(Goal of the exercise) Please give the entries again in full and exactly, without any picture.

(Listed records)
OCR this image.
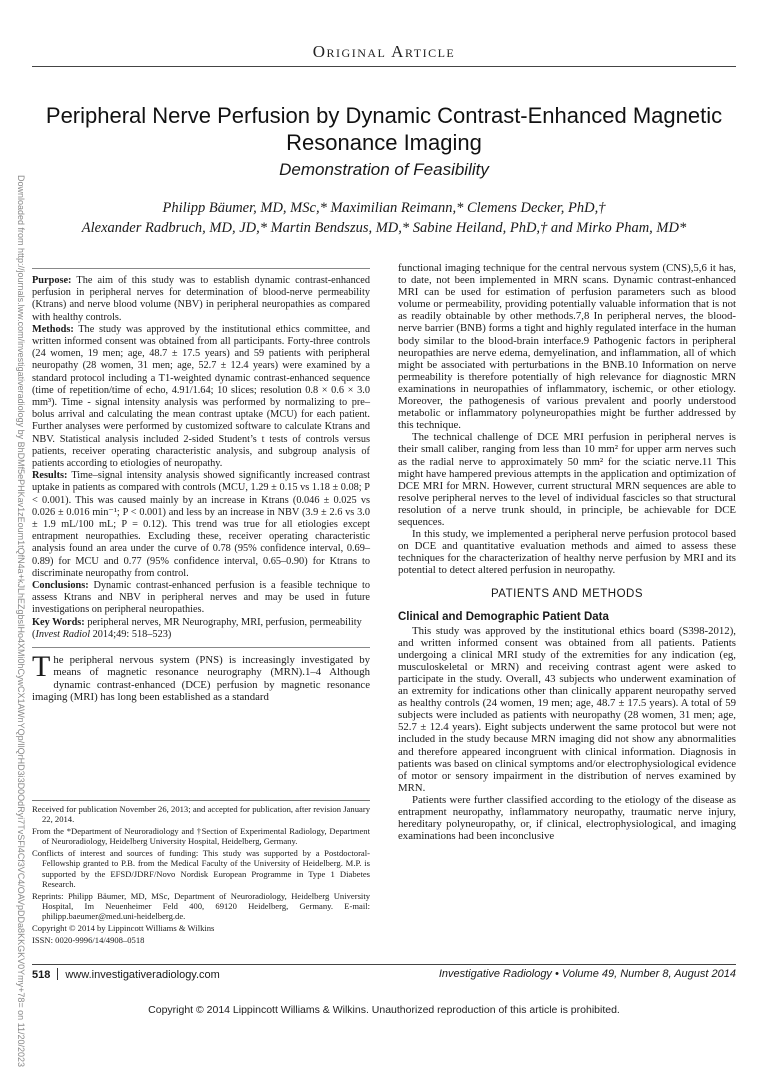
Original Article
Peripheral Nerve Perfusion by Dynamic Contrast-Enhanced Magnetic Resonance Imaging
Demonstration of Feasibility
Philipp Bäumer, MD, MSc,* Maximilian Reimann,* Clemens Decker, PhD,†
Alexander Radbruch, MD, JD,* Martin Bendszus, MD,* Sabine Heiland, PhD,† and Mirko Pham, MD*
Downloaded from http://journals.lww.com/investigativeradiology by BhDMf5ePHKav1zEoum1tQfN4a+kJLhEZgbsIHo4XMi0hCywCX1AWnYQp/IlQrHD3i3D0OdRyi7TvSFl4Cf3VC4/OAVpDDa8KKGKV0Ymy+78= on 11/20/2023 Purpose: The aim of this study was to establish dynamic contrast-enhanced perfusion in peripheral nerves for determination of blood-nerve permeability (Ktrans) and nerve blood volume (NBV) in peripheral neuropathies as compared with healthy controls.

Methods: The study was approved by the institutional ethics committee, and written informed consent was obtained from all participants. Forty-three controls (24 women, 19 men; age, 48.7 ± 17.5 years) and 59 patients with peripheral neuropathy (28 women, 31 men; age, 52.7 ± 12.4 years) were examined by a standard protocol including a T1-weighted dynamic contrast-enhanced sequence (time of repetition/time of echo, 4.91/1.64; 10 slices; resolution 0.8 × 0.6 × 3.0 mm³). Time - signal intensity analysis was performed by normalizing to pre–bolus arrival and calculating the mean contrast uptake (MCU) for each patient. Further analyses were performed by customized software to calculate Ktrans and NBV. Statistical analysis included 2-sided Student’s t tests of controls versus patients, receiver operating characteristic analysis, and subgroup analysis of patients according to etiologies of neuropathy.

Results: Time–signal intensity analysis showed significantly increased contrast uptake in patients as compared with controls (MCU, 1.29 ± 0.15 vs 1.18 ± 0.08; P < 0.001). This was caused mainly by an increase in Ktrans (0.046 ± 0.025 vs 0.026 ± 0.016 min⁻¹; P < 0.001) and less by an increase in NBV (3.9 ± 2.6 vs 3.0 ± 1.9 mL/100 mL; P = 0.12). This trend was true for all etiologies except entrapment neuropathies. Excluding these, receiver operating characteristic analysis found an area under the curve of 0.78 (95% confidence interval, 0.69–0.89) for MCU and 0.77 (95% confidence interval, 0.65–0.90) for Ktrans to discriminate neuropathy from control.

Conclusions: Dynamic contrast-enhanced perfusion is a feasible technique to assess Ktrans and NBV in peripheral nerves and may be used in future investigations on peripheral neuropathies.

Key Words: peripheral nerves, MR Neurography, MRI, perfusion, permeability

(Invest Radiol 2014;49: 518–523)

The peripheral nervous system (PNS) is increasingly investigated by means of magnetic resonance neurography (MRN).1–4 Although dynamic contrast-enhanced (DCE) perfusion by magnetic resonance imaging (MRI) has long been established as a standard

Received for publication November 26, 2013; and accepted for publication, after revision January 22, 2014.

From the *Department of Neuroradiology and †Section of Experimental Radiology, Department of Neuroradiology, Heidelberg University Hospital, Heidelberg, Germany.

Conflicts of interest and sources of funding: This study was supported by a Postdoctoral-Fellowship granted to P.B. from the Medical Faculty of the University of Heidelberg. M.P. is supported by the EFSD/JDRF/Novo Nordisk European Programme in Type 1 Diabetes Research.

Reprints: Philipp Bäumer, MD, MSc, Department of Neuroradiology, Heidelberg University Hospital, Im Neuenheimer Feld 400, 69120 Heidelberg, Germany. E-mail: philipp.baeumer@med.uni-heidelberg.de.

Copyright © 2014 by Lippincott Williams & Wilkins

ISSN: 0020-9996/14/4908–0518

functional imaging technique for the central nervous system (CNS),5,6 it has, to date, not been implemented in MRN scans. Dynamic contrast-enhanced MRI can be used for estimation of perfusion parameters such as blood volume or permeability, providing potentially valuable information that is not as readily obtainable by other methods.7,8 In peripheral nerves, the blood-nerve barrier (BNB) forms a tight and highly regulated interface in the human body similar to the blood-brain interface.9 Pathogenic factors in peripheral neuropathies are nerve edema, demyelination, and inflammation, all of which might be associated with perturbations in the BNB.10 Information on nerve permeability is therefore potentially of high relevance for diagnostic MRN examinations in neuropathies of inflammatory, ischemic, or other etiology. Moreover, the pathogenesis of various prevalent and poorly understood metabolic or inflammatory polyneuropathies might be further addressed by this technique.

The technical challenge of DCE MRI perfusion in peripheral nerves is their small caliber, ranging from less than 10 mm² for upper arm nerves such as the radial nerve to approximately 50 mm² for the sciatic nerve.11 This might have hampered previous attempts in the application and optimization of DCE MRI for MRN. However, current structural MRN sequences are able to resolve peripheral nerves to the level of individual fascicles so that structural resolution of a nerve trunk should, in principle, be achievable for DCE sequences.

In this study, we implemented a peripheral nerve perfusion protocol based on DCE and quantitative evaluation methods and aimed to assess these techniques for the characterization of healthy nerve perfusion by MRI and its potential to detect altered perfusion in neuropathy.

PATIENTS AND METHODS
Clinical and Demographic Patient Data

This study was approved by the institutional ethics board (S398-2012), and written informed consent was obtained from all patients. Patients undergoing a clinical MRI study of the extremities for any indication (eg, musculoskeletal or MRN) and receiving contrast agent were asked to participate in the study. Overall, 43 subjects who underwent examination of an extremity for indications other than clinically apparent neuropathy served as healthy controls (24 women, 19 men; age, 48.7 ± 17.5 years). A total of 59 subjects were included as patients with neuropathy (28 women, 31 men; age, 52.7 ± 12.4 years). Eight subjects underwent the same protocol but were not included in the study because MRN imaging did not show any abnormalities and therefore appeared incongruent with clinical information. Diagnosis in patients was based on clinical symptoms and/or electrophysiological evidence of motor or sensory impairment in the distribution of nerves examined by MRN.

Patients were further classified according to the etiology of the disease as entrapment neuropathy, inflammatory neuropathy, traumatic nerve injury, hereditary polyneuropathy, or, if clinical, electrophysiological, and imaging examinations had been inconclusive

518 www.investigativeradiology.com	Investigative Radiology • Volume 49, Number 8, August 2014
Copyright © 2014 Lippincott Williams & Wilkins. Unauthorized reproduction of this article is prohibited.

(Written reply)
OCR this image.
Original Article
Peripheral Nerve Perfusion by Dynamic Contrast-Enhanced Magnetic Resonance Imaging
Demonstration of Feasibility
Philipp Bäumer, MD, MSc,* Maximilian Reimann,* Clemens Decker, PhD,†
Alexander Radbruch, MD, JD,* Martin Bendszus, MD,* Sabine Heiland, PhD,† and Mirko Pham, MD*
Downloaded from http://journals.lww.com/investigativeradiology by BhDMf5ePHKav1zEoum1tQfN4a+kJLhEZgbsIHo4XMi0hCywCX1AWnYQp/IlQrHD3i3D0OdRyi7TvSFl4Cf3VC4/OAVpDDa8KKGKV0Ymy+78= on 11/20/2023 Purpose: The aim of this study was to establish dynamic contrast-enhanced perfusion in peripheral nerves for determination of blood-nerve permeability (Ktrans) and nerve blood volume (NBV) in peripheral neuropathies as compared with healthy controls.

Methods: The study was approved by the institutional ethics committee, and written informed consent was obtained from all participants. Forty-three controls (24 women, 19 men; age, 48.7 ± 17.5 years) and 59 patients with peripheral neuropathy (28 women, 31 men; age, 52.7 ± 12.4 years) were examined by a standard protocol including a T1-weighted dynamic contrast-enhanced sequence (time of repetition/time of echo, 4.91/1.64; 10 slices; resolution 0.8 × 0.6 × 3.0 mm³). Time - signal intensity analysis was performed by normalizing to pre–bolus arrival and calculating the mean contrast uptake (MCU) for each patient. Further analyses were performed by customized software to calculate Ktrans and NBV. Statistical analysis included 2-sided Student’s t tests of controls versus patients, receiver operating characteristic analysis, and subgroup analysis of patients according to etiologies of neuropathy.

Results: Time–signal intensity analysis showed significantly increased contrast uptake in patients as compared with controls (MCU, 1.29 ± 0.15 vs 1.18 ± 0.08; P < 0.001). This was caused mainly by an increase in Ktrans (0.046 ± 0.025 vs 0.026 ± 0.016 min⁻¹; P < 0.001) and less by an increase in NBV (3.9 ± 2.6 vs 3.0 ± 1.9 mL/100 mL; P = 0.12). This trend was true for all etiologies except entrapment neuropathies. Excluding these, receiver operating characteristic analysis found an area under the curve of 0.78 (95% confidence interval, 0.69–0.89) for MCU and 0.77 (95% confidence interval, 0.65–0.90) for Ktrans to discriminate neuropathy from control.

Conclusions: Dynamic contrast-enhanced perfusion is a feasible technique to assess Ktrans and NBV in peripheral nerves and may be used in future investigations on peripheral neuropathies.

Key Words: peripheral nerves, MR Neurography, MRI, perfusion, permeability

(Invest Radiol 2014;49: 518–523)

The peripheral nervous system (PNS) is increasingly investigated by means of magnetic resonance neurography (MRN).1–4 Although dynamic contrast-enhanced (DCE) perfusion by magnetic resonance imaging (MRI) has long been established as a standard

Received for publication November 26, 2013; and accepted for publication, after revision January 22, 2014.

From the *Department of Neuroradiology and †Section of Experimental Radiology, Department of Neuroradiology, Heidelberg University Hospital, Heidelberg, Germany.

Conflicts of interest and sources of funding: This study was supported by a Postdoctoral-Fellowship granted to P.B. from the Medical Faculty of the University of Heidelberg. M.P. is supported by the EFSD/JDRF/Novo Nordisk European Programme in Type 1 Diabetes Research.

Reprints: Philipp Bäumer, MD, MSc, Department of Neuroradiology, Heidelberg University Hospital, Im Neuenheimer Feld 400, 69120 Heidelberg, Germany. E-mail: philipp.baeumer@med.uni-heidelberg.de.

Copyright © 2014 by Lippincott Williams & Wilkins

ISSN: 0020-9996/14/4908–0518

functional imaging technique for the central nervous system (CNS),5,6 it has, to date, not been implemented in MRN scans. Dynamic contrast-enhanced MRI can be used for estimation of perfusion parameters such as blood volume or permeability, providing potentially valuable information that is not as readily obtainable by other methods.7,8 In peripheral nerves, the blood-nerve barrier (BNB) forms a tight and highly regulated interface in the human body similar to the blood-brain interface.9 Pathogenic factors in peripheral neuropathies are nerve edema, demyelination, and inflammation, all of which might be associated with perturbations in the BNB.10 Information on nerve permeability is therefore potentially of high relevance for diagnostic MRN examinations in neuropathies of inflammatory, ischemic, or other etiology. Moreover, the pathogenesis of various prevalent and poorly understood metabolic or inflammatory polyneuropathies might be further addressed by this technique.

The technical challenge of DCE MRI perfusion in peripheral nerves is their small caliber, ranging from less than 10 mm² for upper arm nerves such as the radial nerve to approximately 50 mm² for the sciatic nerve.11 This might have hampered previous attempts in the application and optimization of DCE MRI for MRN. However, current structural MRN sequences are able to resolve peripheral nerves to the level of individual fascicles so that structural resolution of a nerve trunk should, in principle, be achievable for DCE sequences.

In this study, we implemented a peripheral nerve perfusion protocol based on DCE and quantitative evaluation methods and aimed to assess these techniques for the characterization of healthy nerve perfusion by MRI and its potential to detect altered perfusion in neuropathy.

PATIENTS AND METHODS
Clinical and Demographic Patient Data

This study was approved by the institutional ethics board (S398-2012), and written informed consent was obtained from all patients. Patients undergoing a clinical MRI study of the extremities for any indication (eg, musculoskeletal or MRN) and receiving contrast agent were asked to participate in the study. Overall, 43 subjects who underwent examination of an extremity for indications other than clinically apparent neuropathy served as healthy controls (24 women, 19 men; age, 48.7 ± 17.5 years). A total of 59 subjects were included as patients with neuropathy (28 women, 31 men; age, 52.7 ± 12.4 years). Eight subjects underwent the same protocol but were not included in the study because MRN imaging did not show any abnormalities and therefore appeared incongruent with clinical information. Diagnosis in patients was based on clinical symptoms and/or electrophysiological evidence of motor or sensory impairment in the distribution of nerves examined by MRN.

Patients were further classified according to the etiology of the disease as entrapment neuropathy, inflammatory neuropathy, traumatic nerve injury, hereditary polyneuropathy, or, if clinical, electrophysiological, and imaging examinations had been inconclusive

518 www.investigativeradiology.com	Investigative Radiology • Volume 49, Number 8, August 2014
Copyright © 2014 Lippincott Williams & Wilkins. Unauthorized reproduction of this article is prohibited.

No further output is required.